**TEXTO PARA LEITURA:**
_ _ _ _ _ _ _

Entretanto, algumas pesquisas levaram a resultados aparentemente contrários. Torres (2010) realizou uma pesquisa com a finalidade de encontrar relação significativa entre imaginação criativa, frequência e qualidade das respostas de movimento em uma amostra de pintores. Os resultados indica-ram que tanto a produção como a diversidade das respostas de movimento foram consideradas abaixo da expectativa esperada, não havendo relação entre a produção do determinante movimento e imaginação criativa dos sujeitos. Entretanto, o autor não explicitou quais foram os critérios para a seleção de artistas, tampouco o que considerou imaginação criativa, não havendo também um grupo de comparação que possibilitasse maior segurança quanto aos resultados. Mas, com base em seus achados, o autor concluiu que a imaginação criadora não pode ser avaliada apenas pelas respostas de movimento humano no Rorschach, devendo ser considerados outros aspectos da personalidade avaliados pelo teste. Nesse aspecto, o próprio Rorschach (1978) já enfatizava que uma resposta criativa não pode pertencer a um único determinante, mas envolve uma combinação de fatores, ou seja: grande número de respostas de movimento, diversas respostas de cor, boa qualidade formal, porcentagem reduzida de conteúdo animal e atividade associativa sugerem imaginação criativa.

_ _ _ _ _ _ _

(Entradas de elementos anotados)
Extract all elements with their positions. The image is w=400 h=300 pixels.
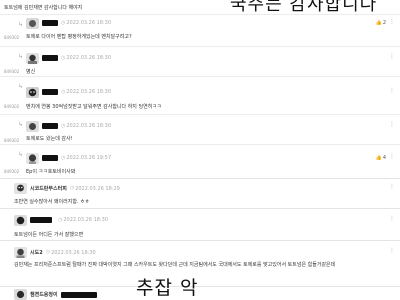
- reply-item: ↳ ◷ 2022.03.26 18:30 ⋮ 849302 병신: [0, 46, 400, 76]
- user-id: 849302: [4, 104, 20, 109]
- thumbs-up-icon: 👍: [375, 20, 382, 26]
- reply-item: ↳ ◷ 2022.03.26 19:57 👍 4 ⋮ 849302 Ep이 ㅋㅋ…: [0, 144, 400, 178]
- more-menu-icon[interactable]: ⋮: [389, 54, 395, 60]
- comment-date: 2022.03.26 18:30: [63, 217, 109, 223]
- more-menu-icon[interactable]: ⋮: [389, 248, 395, 254]
- reply-arrow-icon: ↳: [18, 121, 24, 128]
- like-button[interactable]: 👍 4: [376, 155, 386, 161]
- reply-arrow-icon: ↳: [18, 53, 24, 60]
- comment-item: ◷ 2022.03.26 18:30 ⋮ 토트넘이든 어디든 가서 잘했으면: [0, 208, 400, 240]
- author-redacted: [42, 123, 58, 129]
- comment-date: 2022.03.26 18:29: [75, 185, 120, 192]
- reply-arrow-icon: ↳: [18, 21, 24, 28]
- reply-arrow-icon: ↳: [18, 83, 24, 90]
- clock-icon: ◷: [61, 122, 66, 129]
- user-id: 849302: [4, 69, 20, 74]
- clock-icon: ◷: [69, 185, 75, 191]
- comment-text: 토트넘이든 어디든 가서 잘했으면: [14, 232, 84, 238]
- like-count: 4: [382, 155, 386, 161]
- more-menu-icon[interactable]: ⋮: [389, 184, 395, 190]
- author-redacted: [42, 89, 58, 95]
- comment-date: 2022.03.26 18:30: [51, 249, 96, 256]
- comment-text: 토에로도 왔는데 감사!: [26, 136, 73, 142]
- more-menu-icon[interactable]: ⋮: [389, 216, 395, 222]
- more-menu-icon[interactable]: ⋮: [389, 88, 395, 94]
- user-id: 849302: [4, 138, 20, 143]
- avatar[interactable]: [26, 121, 39, 132]
- comment-author[interactable]: 챔젼드응정이: [30, 291, 58, 298]
- avatar[interactable]: [14, 289, 27, 300]
- avatar[interactable]: [26, 87, 39, 98]
- comment-thread: 국주는 감사합니다 토트넘에 김민재면 감사합니다 해야지 ↳ ◷ 2022.0…: [0, 0, 400, 300]
- clock-icon: ◷: [61, 88, 66, 95]
- clock-icon: ◷: [45, 249, 51, 255]
- comment-date: 2022.03.26 18:30: [66, 123, 112, 129]
- reply-arrow-icon: ↳: [18, 151, 24, 158]
- avatar[interactable]: [26, 53, 39, 64]
- more-menu-icon[interactable]: ⋮: [389, 154, 395, 160]
- clock-icon: ◷: [58, 216, 63, 223]
- author-redacted: [60, 291, 97, 298]
- comment-date: 2022.03.26 19:57: [66, 155, 112, 161]
- comment-text: 병신: [26, 69, 36, 75]
- comment-item: 챔젼드응정이: [0, 286, 400, 300]
- avatar[interactable]: [14, 247, 27, 258]
- clock-icon: ◷: [61, 19, 66, 26]
- comment-author[interactable]: 시도2: [30, 249, 43, 256]
- user-id: 849302: [4, 35, 20, 40]
- like-count: 2: [382, 20, 386, 26]
- thumbs-up-icon: 👍: [375, 155, 382, 161]
- comment-text: 조반연 실수많아서 왜이러지함. ㅎㅎ: [14, 199, 90, 205]
- author-redacted: [30, 217, 52, 223]
- avatar[interactable]: [14, 183, 27, 194]
- overlay-text-bottom: 추잡 악: [136, 277, 199, 299]
- comment-text: Ep이 ㅋㅋ호토비이사봐: [26, 169, 76, 175]
- comment-item: 시도2 ◷ 2022.03.26 18:30 ⋮ 김민재는 프리처준스프트럼 탈…: [0, 240, 400, 286]
- comment-author[interactable]: 시코드란무스터피: [30, 185, 67, 192]
- more-menu-icon[interactable]: ⋮: [389, 122, 395, 128]
- clock-icon: ◷: [61, 154, 66, 161]
- reply-item: ↳ ◷ 2022.03.26 18:30 ⋮ 849302 토에로도 왔는데 감…: [0, 114, 400, 144]
- comment-date: 2022.03.26 18:30: [66, 20, 112, 26]
- like-button[interactable]: 👍 2: [376, 20, 386, 26]
- comment-text: 벤치에 연봉 30억넘짓받고 달워주면 감사합니다 하지 딩연히ㅋㅋ: [26, 104, 162, 110]
- author-redacted: [42, 20, 58, 26]
- reply-item: ↳ ◷ 2022.03.26 18:30 ⋮ 849302 벤치에 연봉 30억…: [0, 76, 400, 114]
- author-redacted: [42, 55, 58, 61]
- clock-icon: ◷: [61, 54, 66, 61]
- avatar[interactable]: [14, 215, 27, 226]
- comment-date: 2022.03.26 18:30: [66, 89, 112, 95]
- user-id: 849302: [4, 169, 20, 174]
- author-redacted: [42, 155, 58, 161]
- comment-text: 토에로 다이어 벤탑 평정하게있는데 벤치달구려고?: [26, 34, 132, 40]
- avatar[interactable]: [26, 153, 39, 164]
- more-menu-icon[interactable]: ⋮: [389, 19, 395, 25]
- reply-item: ↳ ◷ 2022.03.26 18:30 👍 2 ⋮ 849302 토에로 다이…: [0, 14, 400, 46]
- comment-item: 시코드란무스터피 ◷ 2022.03.26 18:29 ⋮ 조반연 실수많아서 …: [0, 178, 400, 208]
- comment-item: 토트넘에 김민재면 감사합니다 해야지: [0, 0, 400, 14]
- comment-text: 김민재는 프리처준스프트럼 탈때가 진짜 대박이엿지 그때 스카우트도 왓다던데…: [14, 262, 336, 268]
- avatar[interactable]: [26, 18, 39, 29]
- comment-text: 토트넘에 김민재면 감사합니다 해야지: [4, 5, 83, 11]
- comment-date: 2022.03.26 18:30: [66, 55, 112, 61]
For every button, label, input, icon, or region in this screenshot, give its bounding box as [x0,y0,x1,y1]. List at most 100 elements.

_ _ _ _ _ _ _

**TAREFA PROPOSTA:** Transcreva integralmente o texto sobre imaginação criativa e respostas de movimento no Rorschach, sem alterar nada. As linhas são um material separado do texto.

**RESPOSTA DA TAREFA:**
Entretanto, algumas pesquisas levaram a resultados aparentemente contrários. Torres (2010) realizou uma pesquisa com a finalidade de encontrar relação significativa entre imaginação criativa, frequência e qualidade das respostas de movimento em uma amostra de pintores. Os resultados indica-ram que tanto a produção como a diversidade das respostas de movimento foram consideradas abaixo da expectativa esperada, não havendo relação entre a produção do determinante movimento e imaginação criativa dos sujeitos. Entretanto, o autor não explicitou quais foram os critérios para a seleção de artistas, tampouco o que considerou imaginação criativa, não havendo também um grupo de comparação que possibilitasse maior segurança quanto aos resultados. Mas, com base em seus achados, o autor concluiu que a imaginação criadora não pode ser avaliada apenas pelas respostas de movimento humano no Rorschach, devendo ser considerados outros aspectos da personalidade avaliados pelo teste. Nesse aspecto, o próprio Rorschach (1978) já enfatizava que uma resposta criativa não pode pertencer a um único determinante, mas envolve uma combinação de fatores, ou seja: grande número de respostas de movimento, diversas respostas de cor, boa qualidade formal, porcentagem reduzida de conteúdo animal e atividade associativa sugerem imaginação criativa.